[Problem] Reproduce exactly the lines from the line with "Enumerate this screenshot's" through the line with "Serialize everything readable", both included, and no other lines.

[Records for the task]

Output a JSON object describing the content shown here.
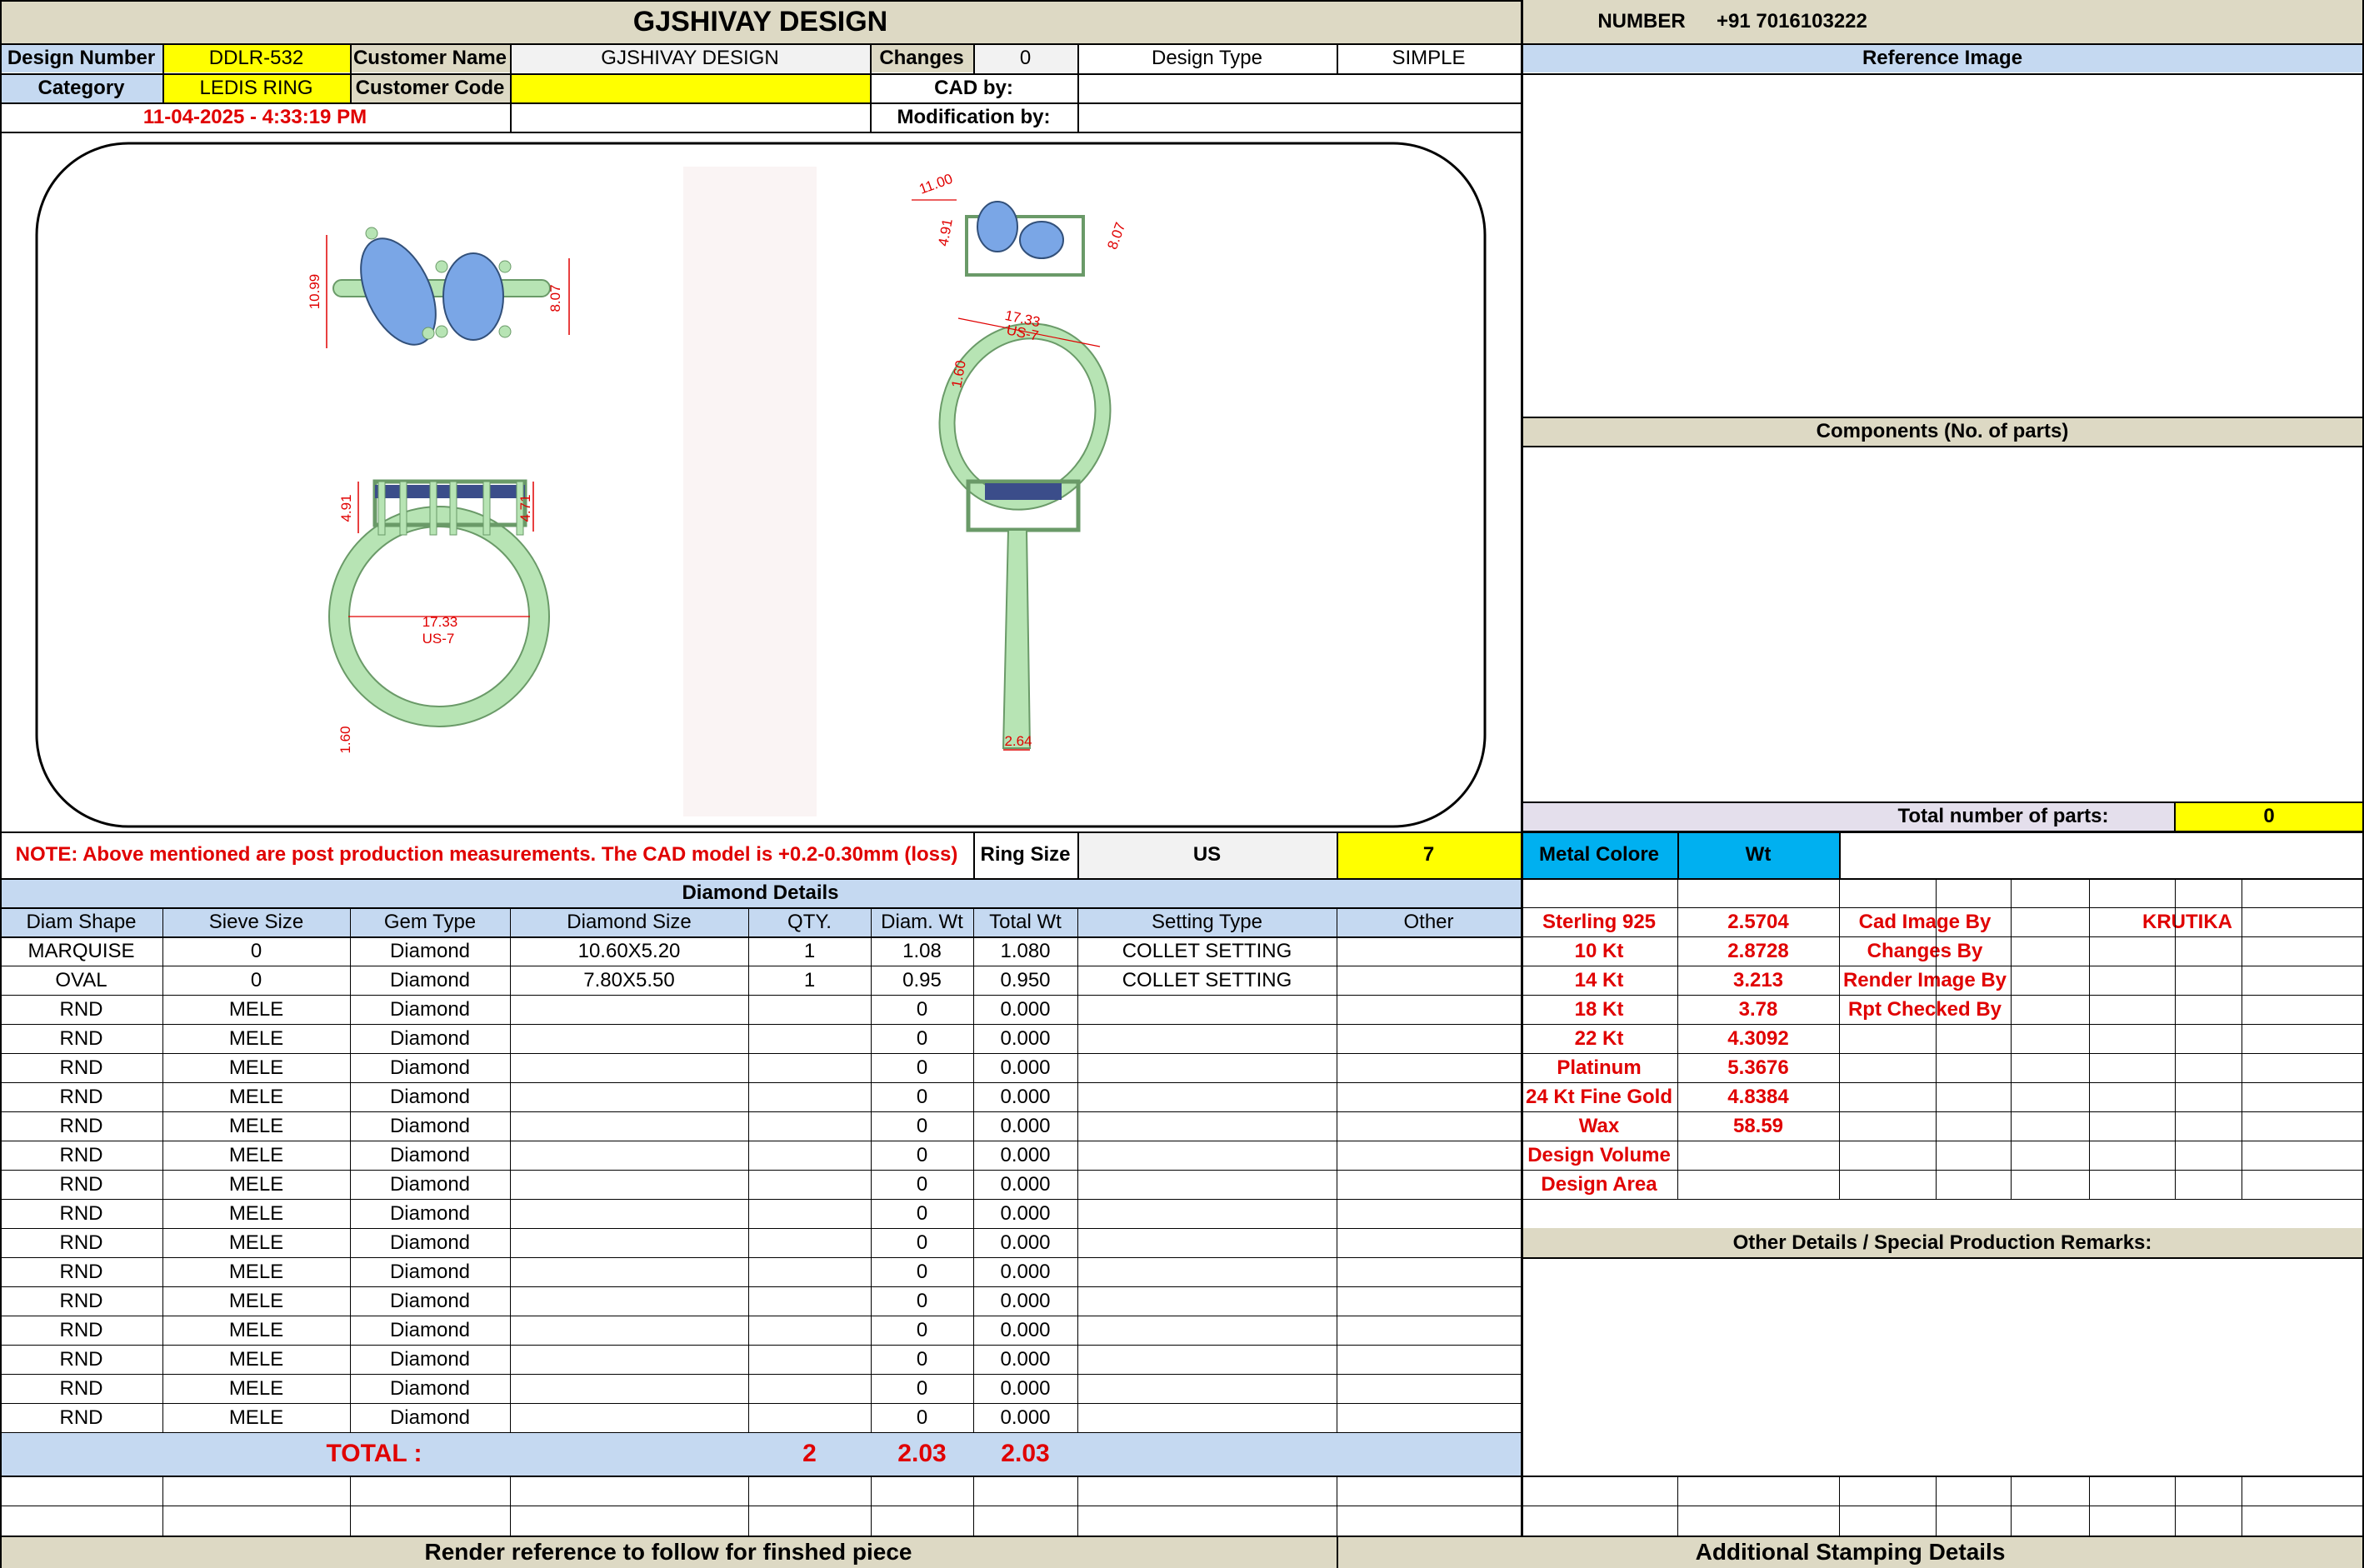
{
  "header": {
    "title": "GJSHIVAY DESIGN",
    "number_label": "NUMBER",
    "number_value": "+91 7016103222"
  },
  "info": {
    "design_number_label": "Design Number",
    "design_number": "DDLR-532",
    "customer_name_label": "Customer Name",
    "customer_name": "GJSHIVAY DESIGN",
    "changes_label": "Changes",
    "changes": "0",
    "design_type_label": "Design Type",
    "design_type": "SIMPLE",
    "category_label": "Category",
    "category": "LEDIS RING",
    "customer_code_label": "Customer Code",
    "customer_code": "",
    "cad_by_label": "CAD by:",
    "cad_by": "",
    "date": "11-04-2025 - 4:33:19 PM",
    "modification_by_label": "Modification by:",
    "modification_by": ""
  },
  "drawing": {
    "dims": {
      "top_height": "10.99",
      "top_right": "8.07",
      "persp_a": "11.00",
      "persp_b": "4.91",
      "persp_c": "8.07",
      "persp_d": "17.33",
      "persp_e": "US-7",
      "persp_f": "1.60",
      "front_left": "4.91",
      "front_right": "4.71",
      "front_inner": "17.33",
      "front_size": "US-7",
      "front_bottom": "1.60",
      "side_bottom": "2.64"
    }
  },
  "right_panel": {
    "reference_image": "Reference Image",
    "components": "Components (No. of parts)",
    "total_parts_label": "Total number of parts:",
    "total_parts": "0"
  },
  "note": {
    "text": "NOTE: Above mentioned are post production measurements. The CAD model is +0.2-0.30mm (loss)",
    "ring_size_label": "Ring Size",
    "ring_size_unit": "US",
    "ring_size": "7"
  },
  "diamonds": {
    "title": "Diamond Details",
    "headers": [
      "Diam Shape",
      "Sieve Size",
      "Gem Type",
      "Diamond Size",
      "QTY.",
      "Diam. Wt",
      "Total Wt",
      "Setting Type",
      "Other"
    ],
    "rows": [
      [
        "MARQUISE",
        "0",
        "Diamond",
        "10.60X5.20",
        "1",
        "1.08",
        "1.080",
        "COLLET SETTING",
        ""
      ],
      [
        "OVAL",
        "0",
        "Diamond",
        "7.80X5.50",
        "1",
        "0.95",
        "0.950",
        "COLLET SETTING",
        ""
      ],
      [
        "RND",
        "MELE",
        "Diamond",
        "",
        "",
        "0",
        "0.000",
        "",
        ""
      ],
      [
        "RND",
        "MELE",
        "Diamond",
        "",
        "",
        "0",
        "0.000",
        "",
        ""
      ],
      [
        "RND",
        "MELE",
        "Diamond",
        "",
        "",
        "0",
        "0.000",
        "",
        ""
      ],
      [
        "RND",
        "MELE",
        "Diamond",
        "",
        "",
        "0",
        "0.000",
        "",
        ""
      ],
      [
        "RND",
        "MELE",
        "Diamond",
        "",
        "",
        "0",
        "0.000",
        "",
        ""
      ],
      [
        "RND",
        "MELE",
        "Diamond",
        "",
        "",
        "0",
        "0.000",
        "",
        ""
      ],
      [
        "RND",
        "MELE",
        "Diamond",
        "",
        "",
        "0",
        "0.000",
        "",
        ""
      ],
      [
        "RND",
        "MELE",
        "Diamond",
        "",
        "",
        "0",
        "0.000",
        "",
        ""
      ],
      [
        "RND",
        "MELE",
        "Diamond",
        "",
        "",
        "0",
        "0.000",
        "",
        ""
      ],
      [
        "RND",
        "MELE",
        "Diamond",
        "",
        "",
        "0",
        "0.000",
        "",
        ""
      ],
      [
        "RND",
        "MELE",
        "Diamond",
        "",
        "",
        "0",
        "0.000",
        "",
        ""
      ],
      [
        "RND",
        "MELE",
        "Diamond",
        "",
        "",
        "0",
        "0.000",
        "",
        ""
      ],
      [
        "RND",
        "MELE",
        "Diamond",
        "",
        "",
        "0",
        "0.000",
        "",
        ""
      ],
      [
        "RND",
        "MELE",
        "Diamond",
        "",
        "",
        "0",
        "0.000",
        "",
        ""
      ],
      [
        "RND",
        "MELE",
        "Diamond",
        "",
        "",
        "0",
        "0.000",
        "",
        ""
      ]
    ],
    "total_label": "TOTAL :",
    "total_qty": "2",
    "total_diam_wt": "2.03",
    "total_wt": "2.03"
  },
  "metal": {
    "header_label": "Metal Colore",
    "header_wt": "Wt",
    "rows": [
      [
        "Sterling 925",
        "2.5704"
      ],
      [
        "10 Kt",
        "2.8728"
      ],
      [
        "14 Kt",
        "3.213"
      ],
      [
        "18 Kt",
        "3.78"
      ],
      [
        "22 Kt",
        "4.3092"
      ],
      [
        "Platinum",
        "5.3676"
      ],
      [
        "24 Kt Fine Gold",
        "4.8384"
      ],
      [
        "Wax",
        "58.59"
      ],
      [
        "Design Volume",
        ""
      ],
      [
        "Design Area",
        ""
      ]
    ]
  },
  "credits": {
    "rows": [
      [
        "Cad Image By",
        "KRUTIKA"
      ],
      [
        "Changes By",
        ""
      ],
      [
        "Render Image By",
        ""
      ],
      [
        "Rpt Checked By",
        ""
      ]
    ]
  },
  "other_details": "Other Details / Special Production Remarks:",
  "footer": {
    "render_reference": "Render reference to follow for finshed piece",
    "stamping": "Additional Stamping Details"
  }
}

==

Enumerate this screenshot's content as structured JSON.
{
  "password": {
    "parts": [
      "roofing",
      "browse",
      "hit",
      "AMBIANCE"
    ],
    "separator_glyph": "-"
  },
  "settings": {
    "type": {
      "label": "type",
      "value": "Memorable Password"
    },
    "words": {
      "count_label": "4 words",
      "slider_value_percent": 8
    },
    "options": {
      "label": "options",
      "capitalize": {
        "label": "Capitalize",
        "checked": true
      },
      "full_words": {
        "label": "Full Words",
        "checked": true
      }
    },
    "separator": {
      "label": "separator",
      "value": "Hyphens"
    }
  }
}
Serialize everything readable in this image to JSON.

...

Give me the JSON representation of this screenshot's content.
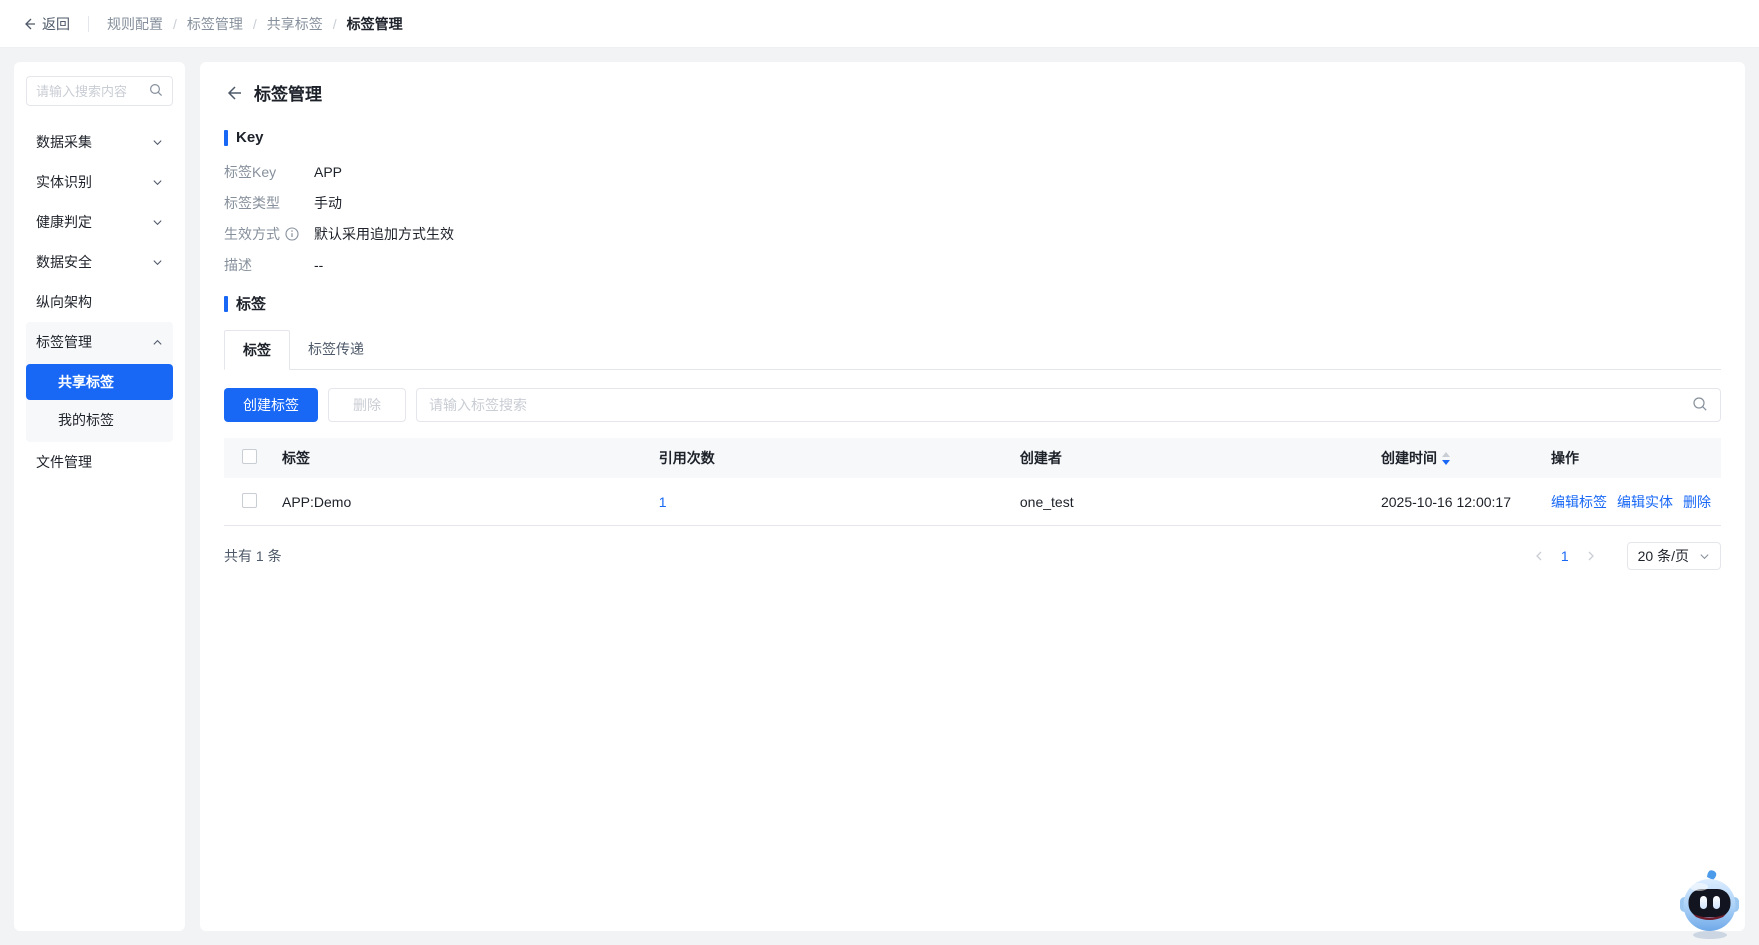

[Output]
Enumerate this screenshot's content as structured JSON.
{
  "password": {
    "parts": [
      "roofing",
      "browse",
      "hit",
      "AMBIANCE"
    ],
    "separator_glyph": "-"
  },
  "settings": {
    "type": {
      "label": "type",
      "value": "Memorable Password"
    },
    "words": {
      "count_label": "4 words",
      "slider_value_percent": 8
    },
    "options": {
      "label": "options",
      "capitalize": {
        "label": "Capitalize",
        "checked": true
      },
      "full_words": {
        "label": "Full Words",
        "checked": true
      }
    },
    "separator": {
      "label": "separator",
      "value": "Hyphens"
    }
  }
}
Serialize everything readable in this image to JSON.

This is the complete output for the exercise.